#### [DATA EXTRACT]
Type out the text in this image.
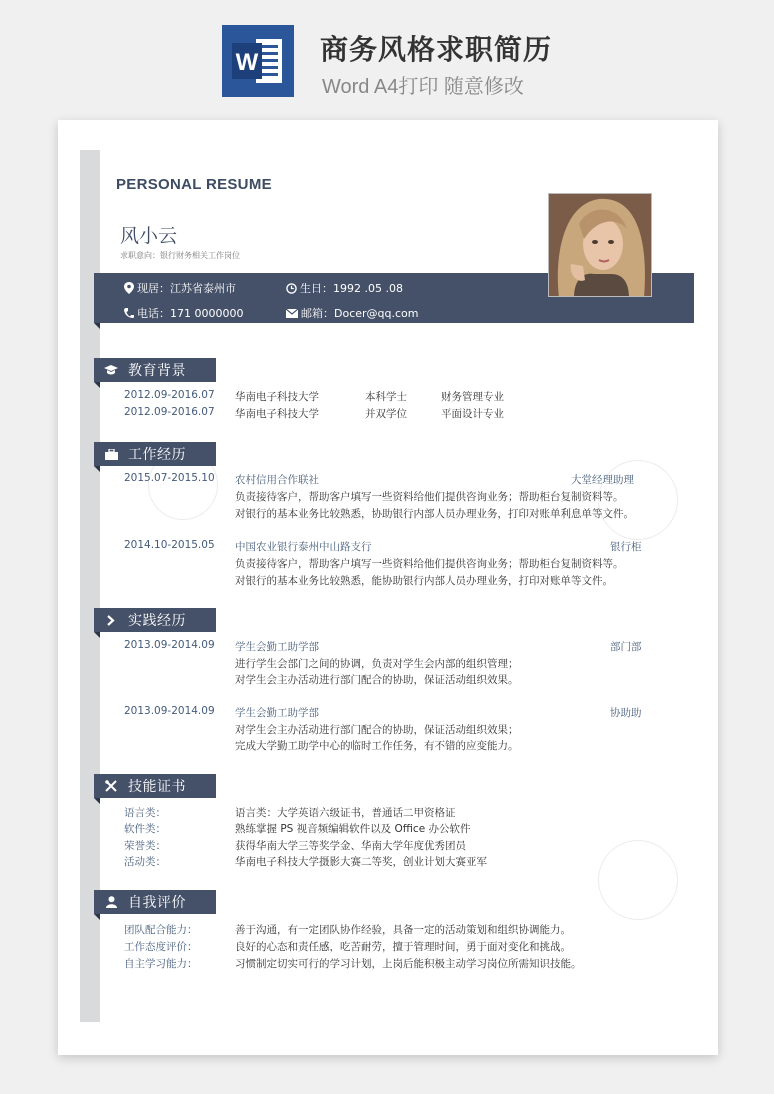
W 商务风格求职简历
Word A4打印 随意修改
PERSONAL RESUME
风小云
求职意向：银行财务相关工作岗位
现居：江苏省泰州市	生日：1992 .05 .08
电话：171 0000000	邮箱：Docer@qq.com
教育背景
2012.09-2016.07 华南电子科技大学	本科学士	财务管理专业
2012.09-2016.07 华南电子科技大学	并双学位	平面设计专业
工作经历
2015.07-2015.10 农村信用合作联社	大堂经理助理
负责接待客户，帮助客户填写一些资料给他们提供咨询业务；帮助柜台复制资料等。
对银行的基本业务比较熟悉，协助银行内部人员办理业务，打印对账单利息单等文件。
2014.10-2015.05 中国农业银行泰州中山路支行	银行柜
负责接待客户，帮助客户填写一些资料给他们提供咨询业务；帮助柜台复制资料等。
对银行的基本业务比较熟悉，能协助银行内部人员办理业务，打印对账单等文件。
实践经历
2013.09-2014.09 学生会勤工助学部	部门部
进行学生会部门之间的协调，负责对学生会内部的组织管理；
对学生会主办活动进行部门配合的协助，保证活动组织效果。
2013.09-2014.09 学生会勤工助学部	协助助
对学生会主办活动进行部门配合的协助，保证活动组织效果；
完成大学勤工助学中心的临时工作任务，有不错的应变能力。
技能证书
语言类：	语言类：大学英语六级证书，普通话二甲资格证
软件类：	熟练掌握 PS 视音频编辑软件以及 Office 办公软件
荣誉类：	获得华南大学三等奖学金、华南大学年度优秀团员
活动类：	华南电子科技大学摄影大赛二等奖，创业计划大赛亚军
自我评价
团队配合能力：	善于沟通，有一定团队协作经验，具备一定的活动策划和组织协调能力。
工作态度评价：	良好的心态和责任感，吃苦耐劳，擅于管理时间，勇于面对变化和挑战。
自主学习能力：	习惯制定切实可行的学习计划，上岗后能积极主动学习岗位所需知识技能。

#### [INSTRUCTIONS TO FOLLOW]
Which lines contain "保证活动组织效果"? Copy each of them out.

#### [CORRECT RESPONSE]
对学生会主办活动进行部门配合的协助，保证活动组织效果。
对学生会主办活动进行部门配合的协助，保证活动组织效果；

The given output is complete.